_Work to complete_.
Copy each line that contains the word "description".

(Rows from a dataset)
++++++++++++++++++++

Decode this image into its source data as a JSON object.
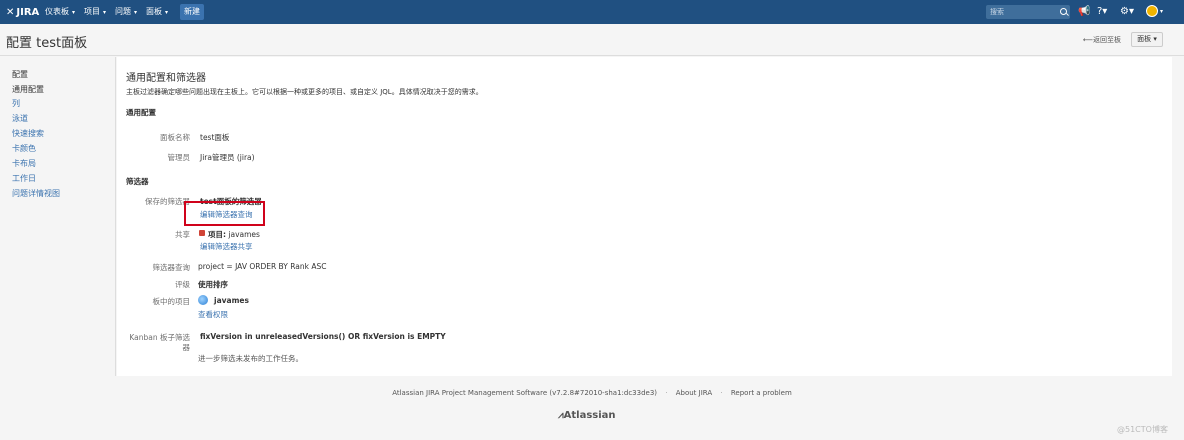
{
  "nav": {
    "logo": "JIRA",
    "items": [
      {
        "label": "仪表板"
      },
      {
        "label": "项目"
      },
      {
        "label": "问题"
      },
      {
        "label": "面板"
      }
    ],
    "create": "新建",
    "search_placeholder": "搜索",
    "icons": [
      "search-icon",
      "notification-icon",
      "help-icon",
      "settings-icon",
      "user-avatar"
    ]
  },
  "header": {
    "title": "配置 test面板",
    "back": "返回至板",
    "board_button": "面板"
  },
  "sidebar": {
    "heading": "配置",
    "items": [
      {
        "label": "通用配置",
        "active": true
      },
      {
        "label": "列"
      },
      {
        "label": "泳道"
      },
      {
        "label": "快速搜索"
      },
      {
        "label": "卡颜色"
      },
      {
        "label": "卡布局"
      },
      {
        "label": "工作日"
      },
      {
        "label": "问题详情视图"
      }
    ]
  },
  "main": {
    "title": "通用配置和筛选器",
    "description": "主板过滤器确定哪些问题出现在主板上。它可以根据一种或更多的项目、或自定义 JQL。具体情况取决于您的需求。",
    "general_section": "通用配置",
    "board_name_label": "面板名称",
    "board_name": "test面板",
    "admin_label": "管理员",
    "admin": "Jira管理员 (jira)",
    "filter_section": "筛选器",
    "saved_filter_label": "保存的筛选器",
    "saved_filter": "test面板的筛选器",
    "edit_filter_query": "编辑筛选器查询",
    "share_label": "共享",
    "share_prefix": "项目:",
    "share_value": "javames",
    "edit_filter_share": "编辑筛选器共享",
    "filter_query_label": "筛选器查询",
    "filter_query": "project = JAV ORDER BY Rank ASC",
    "rank_label": "评级",
    "rank_value": "使用排序",
    "projects_label": "板中的项目",
    "project_name": "javames",
    "view_permissions": "查看权限",
    "kanban_label_1": "Kanban 板子筛选",
    "kanban_label_2": "器",
    "kanban_filter": "fixVersion in unreleasedVersions() OR fixVersion is EMPTY",
    "kanban_hint": "进一步筛选未发布的工作任务。"
  },
  "footer": {
    "software": "Atlassian JIRA Project Management Software (v7.2.8#72010-sha1:dc33de3)",
    "about": "About JIRA",
    "report": "Report a problem",
    "brand": "Atlassian",
    "watermark": "@51CTO博客"
  },
  "colors": {
    "nav_bg": "#205081",
    "link": "#3b73af",
    "highlight_box": "#d0021b"
  }
}
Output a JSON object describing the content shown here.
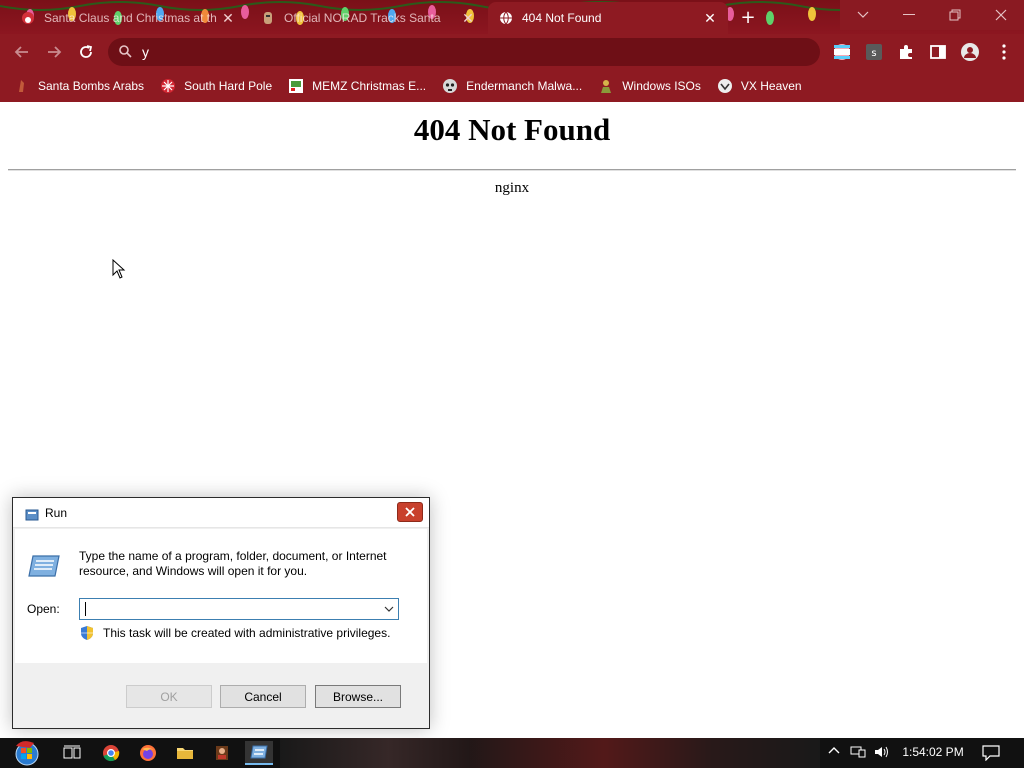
{
  "browser": {
    "tabs": [
      {
        "title": "Santa Claus and Christmas at th",
        "icon": "santa-favicon-icon",
        "active": false
      },
      {
        "title": "Official NORAD Tracks Santa",
        "icon": "norad-favicon-icon",
        "active": false
      },
      {
        "title": "404 Not Found",
        "icon": "globe-icon",
        "active": true
      }
    ],
    "new_tab_symbol": "+",
    "omnibox_text": "y",
    "bookmarks": [
      {
        "label": "Santa Bombs Arabs",
        "icon": "santa-favicon-icon"
      },
      {
        "label": "South Hard Pole",
        "icon": "snowflake-icon"
      },
      {
        "label": "MEMZ Christmas E...",
        "icon": "memz-icon"
      },
      {
        "label": "Endermanch Malwa...",
        "icon": "skull-icon"
      },
      {
        "label": "Windows ISOs",
        "icon": "windows-isos-icon"
      },
      {
        "label": "VX Heaven",
        "icon": "vx-heaven-icon"
      }
    ],
    "theme_color": "#8e1a22"
  },
  "page": {
    "heading": "404 Not Found",
    "server": "nginx"
  },
  "run_dialog": {
    "title": "Run",
    "description": "Type the name of a program, folder, document, or Internet resource, and Windows will open it for you.",
    "open_label": "Open:",
    "open_value": "",
    "admin_note": "This task will be created with administrative privileges.",
    "buttons": {
      "ok": "OK",
      "cancel": "Cancel",
      "browse": "Browse..."
    }
  },
  "taskbar": {
    "clock": "1:54:02 PM",
    "pinned": [
      "task-view-icon",
      "chrome-icon",
      "firefox-icon",
      "file-explorer-icon",
      "game-icon",
      "run-icon"
    ]
  }
}
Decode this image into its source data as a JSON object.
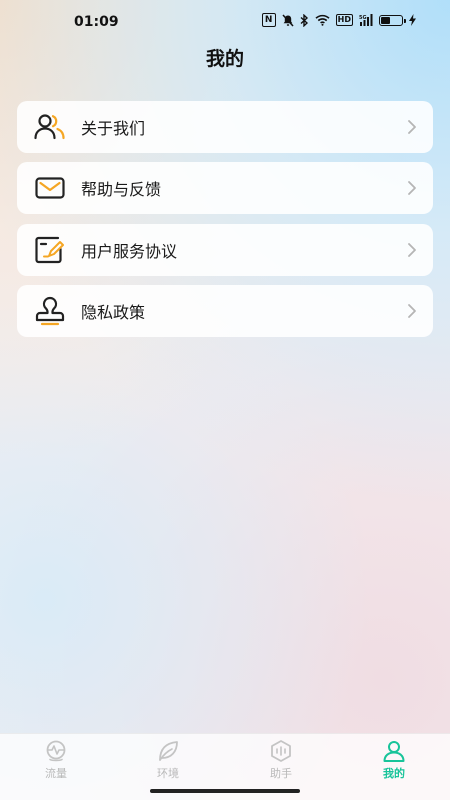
{
  "status_bar": {
    "time": "01:09",
    "icons": [
      "nfc-icon",
      "mute-icon",
      "bluetooth-icon",
      "wifi-icon",
      "hd-icon",
      "5g-signal-icon",
      "battery-icon",
      "charging-icon"
    ],
    "hd_label": "HD",
    "nfc_label": "N"
  },
  "header": {
    "title": "我的"
  },
  "menu": {
    "items": [
      {
        "label": "关于我们",
        "icon": "about-us-icon"
      },
      {
        "label": "帮助与反馈",
        "icon": "mail-icon"
      },
      {
        "label": "用户服务协议",
        "icon": "agreement-icon"
      },
      {
        "label": "隐私政策",
        "icon": "privacy-stamp-icon"
      }
    ]
  },
  "bottom_nav": {
    "tabs": [
      {
        "label": "流量",
        "icon": "traffic-icon",
        "active": false
      },
      {
        "label": "环境",
        "icon": "leaf-icon",
        "active": false
      },
      {
        "label": "助手",
        "icon": "assistant-icon",
        "active": false
      },
      {
        "label": "我的",
        "icon": "profile-icon",
        "active": true
      }
    ]
  },
  "colors": {
    "accent": "#18c49a",
    "icon_orange": "#f5a623",
    "icon_dark": "#222222",
    "tab_inactive": "#b8b8b8"
  }
}
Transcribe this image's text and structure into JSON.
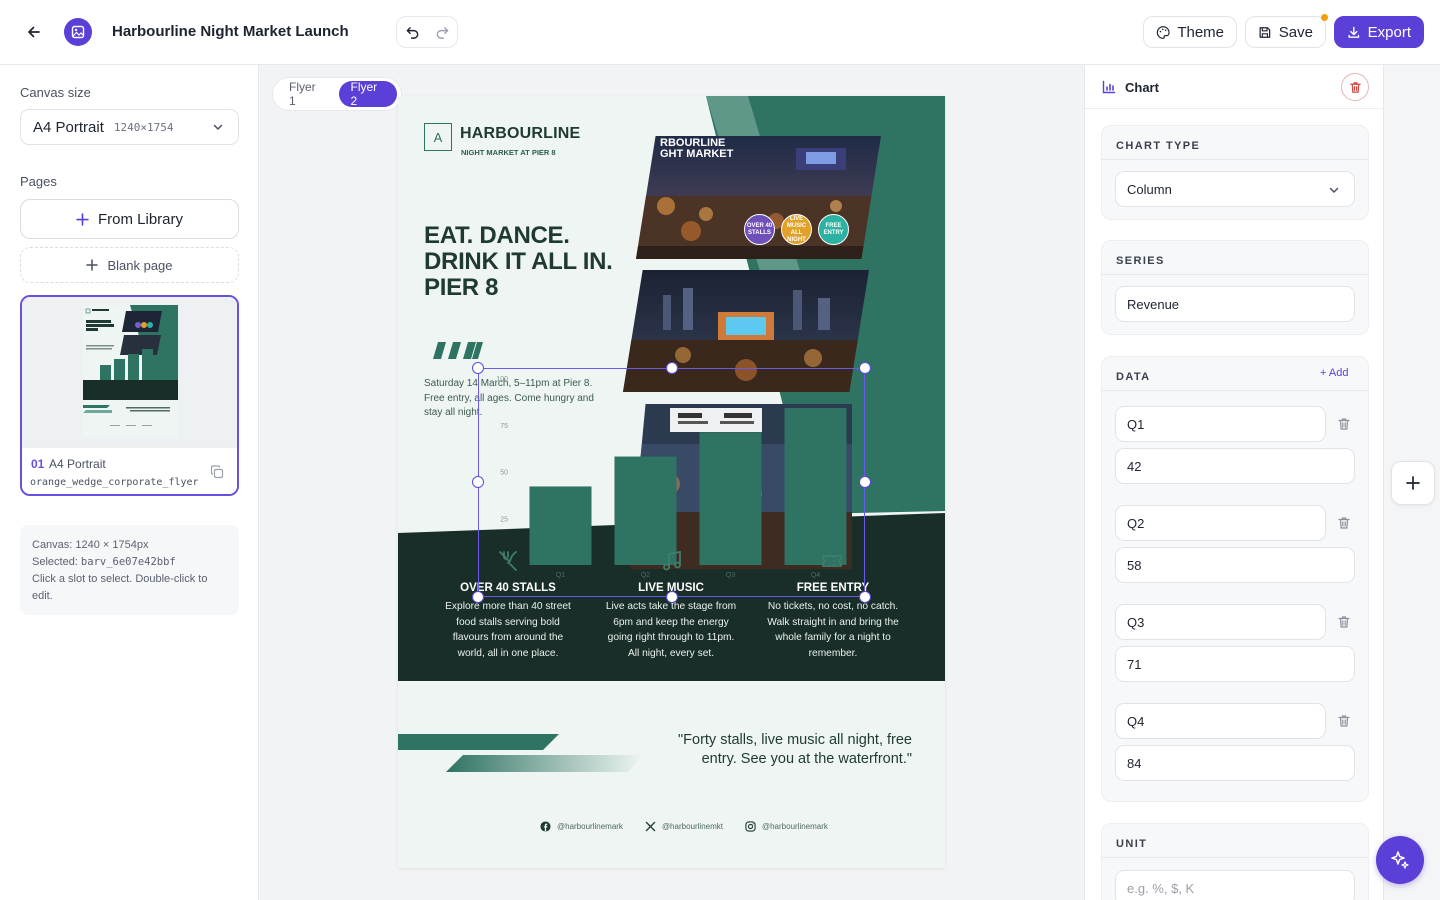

++++++++++++++++++++

_Exercise result_.
    "description": "主板过滤器确定哪些问题出现在主板上。它可以根据一种或更多的项目、或自定义 JQL。具体情况取决于您的需求。",
    "description": "Type the name of a program, folder, document, or Internet resource, and Windows will open it for you.",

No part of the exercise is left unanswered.